**CONSIGNE DONNÉE**
Recopiez sans rien changer les lignes des enregistrements qui vont du début jusqu'à la ligne contenant « data-point-open-circle (431, 1931, 459, 1960) », cette dernière incluse.

**DONNÉES FOURNIES**
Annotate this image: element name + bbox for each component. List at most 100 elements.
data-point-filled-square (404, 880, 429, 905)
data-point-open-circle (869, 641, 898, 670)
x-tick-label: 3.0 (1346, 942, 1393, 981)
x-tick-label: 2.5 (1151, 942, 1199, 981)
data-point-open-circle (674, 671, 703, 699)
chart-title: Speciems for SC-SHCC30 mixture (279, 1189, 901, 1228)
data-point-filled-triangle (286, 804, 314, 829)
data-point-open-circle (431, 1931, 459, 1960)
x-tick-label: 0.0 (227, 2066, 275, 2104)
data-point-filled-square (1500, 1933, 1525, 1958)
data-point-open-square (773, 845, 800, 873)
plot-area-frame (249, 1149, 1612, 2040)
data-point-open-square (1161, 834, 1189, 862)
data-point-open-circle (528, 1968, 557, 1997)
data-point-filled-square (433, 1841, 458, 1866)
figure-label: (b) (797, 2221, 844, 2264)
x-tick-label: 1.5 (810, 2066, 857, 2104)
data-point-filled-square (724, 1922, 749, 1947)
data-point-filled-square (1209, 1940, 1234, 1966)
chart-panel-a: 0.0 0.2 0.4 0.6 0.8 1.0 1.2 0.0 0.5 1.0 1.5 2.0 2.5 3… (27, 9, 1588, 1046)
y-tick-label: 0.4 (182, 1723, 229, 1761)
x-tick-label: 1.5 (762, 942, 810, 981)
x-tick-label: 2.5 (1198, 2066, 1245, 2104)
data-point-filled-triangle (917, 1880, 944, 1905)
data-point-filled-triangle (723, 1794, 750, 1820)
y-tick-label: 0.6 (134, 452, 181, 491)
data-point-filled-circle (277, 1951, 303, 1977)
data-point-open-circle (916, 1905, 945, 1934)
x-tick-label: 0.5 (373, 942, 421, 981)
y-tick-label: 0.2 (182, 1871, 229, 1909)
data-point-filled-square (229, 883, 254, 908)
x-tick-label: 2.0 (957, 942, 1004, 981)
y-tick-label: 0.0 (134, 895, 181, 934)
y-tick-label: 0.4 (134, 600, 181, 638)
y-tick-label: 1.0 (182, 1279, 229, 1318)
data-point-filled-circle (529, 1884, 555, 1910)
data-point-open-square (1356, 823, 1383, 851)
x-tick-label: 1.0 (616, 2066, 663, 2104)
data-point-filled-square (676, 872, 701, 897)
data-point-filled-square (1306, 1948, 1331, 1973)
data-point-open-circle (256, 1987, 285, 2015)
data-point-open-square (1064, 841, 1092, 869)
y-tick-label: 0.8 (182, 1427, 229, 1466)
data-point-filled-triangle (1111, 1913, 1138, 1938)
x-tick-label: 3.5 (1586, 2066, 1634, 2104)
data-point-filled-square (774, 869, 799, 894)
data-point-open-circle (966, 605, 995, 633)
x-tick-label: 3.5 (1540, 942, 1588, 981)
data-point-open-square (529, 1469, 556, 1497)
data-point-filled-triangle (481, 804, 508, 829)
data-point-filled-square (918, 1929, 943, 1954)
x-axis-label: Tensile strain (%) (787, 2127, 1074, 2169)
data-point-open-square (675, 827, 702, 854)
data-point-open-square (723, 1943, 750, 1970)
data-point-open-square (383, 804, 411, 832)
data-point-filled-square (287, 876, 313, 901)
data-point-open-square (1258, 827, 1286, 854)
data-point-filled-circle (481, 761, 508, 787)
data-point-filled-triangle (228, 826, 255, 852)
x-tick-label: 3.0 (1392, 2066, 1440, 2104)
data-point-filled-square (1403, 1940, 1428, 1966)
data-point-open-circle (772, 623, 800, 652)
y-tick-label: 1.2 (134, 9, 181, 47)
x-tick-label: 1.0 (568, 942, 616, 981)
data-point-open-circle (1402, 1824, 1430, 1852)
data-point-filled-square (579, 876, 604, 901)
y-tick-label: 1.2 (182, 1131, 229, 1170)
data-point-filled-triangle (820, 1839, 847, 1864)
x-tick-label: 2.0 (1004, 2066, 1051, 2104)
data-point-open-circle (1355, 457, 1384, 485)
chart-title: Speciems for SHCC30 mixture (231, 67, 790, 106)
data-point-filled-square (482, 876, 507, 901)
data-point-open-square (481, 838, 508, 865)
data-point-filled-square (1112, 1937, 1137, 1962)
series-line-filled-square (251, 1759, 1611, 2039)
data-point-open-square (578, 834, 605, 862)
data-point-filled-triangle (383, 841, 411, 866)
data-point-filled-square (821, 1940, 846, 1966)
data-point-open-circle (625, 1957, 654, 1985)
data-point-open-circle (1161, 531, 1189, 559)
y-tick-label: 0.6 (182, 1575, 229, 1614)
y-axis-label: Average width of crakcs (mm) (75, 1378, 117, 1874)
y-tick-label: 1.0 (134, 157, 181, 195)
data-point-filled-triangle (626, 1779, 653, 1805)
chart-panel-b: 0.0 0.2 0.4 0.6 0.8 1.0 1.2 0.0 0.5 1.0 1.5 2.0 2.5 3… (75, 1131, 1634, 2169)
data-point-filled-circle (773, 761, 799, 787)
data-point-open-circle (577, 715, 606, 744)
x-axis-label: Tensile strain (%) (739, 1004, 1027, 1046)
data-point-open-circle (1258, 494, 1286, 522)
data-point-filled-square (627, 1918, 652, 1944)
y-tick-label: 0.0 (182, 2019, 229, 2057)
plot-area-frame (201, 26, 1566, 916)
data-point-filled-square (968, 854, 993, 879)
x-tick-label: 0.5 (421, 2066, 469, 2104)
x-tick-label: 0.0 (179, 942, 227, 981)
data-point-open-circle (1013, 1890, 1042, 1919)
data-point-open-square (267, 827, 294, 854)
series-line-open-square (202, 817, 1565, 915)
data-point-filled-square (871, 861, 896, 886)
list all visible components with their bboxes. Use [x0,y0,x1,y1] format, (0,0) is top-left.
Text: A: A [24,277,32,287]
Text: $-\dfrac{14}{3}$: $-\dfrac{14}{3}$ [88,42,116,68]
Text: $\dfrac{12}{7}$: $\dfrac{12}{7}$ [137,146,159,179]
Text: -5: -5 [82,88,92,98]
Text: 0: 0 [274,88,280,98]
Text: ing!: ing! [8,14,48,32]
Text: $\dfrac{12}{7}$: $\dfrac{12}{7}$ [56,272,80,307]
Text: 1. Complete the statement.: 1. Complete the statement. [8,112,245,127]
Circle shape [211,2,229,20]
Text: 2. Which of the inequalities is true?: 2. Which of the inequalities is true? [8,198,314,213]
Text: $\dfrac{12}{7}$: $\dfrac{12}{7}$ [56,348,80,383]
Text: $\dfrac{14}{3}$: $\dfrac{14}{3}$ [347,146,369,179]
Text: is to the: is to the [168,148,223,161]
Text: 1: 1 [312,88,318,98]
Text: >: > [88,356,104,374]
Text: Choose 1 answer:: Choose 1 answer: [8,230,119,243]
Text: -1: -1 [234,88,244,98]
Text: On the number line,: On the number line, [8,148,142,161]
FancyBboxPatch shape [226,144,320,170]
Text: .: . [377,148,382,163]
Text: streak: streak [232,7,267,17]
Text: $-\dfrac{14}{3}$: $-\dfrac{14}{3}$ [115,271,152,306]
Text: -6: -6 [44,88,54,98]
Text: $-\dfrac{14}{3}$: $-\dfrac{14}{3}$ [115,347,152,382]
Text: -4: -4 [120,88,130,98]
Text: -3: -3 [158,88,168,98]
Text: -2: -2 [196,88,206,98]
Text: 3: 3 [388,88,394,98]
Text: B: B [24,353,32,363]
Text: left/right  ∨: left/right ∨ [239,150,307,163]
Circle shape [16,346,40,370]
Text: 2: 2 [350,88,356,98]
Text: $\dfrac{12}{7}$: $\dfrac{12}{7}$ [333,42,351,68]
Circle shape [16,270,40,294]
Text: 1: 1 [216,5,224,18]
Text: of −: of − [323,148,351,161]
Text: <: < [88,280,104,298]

**RÉPONSE FINALE**
Annotate this image: element name + bbox for each component. List at most 100 elements.
data-point-filled-square (404, 880, 429, 905)
data-point-open-circle (869, 641, 898, 670)
x-tick-label: 3.0 (1346, 942, 1393, 981)
x-tick-label: 2.5 (1151, 942, 1199, 981)
data-point-open-circle (674, 671, 703, 699)
chart-title: Speciems for SC-SHCC30 mixture (279, 1189, 901, 1228)
data-point-filled-triangle (286, 804, 314, 829)
data-point-open-circle (431, 1931, 459, 1960)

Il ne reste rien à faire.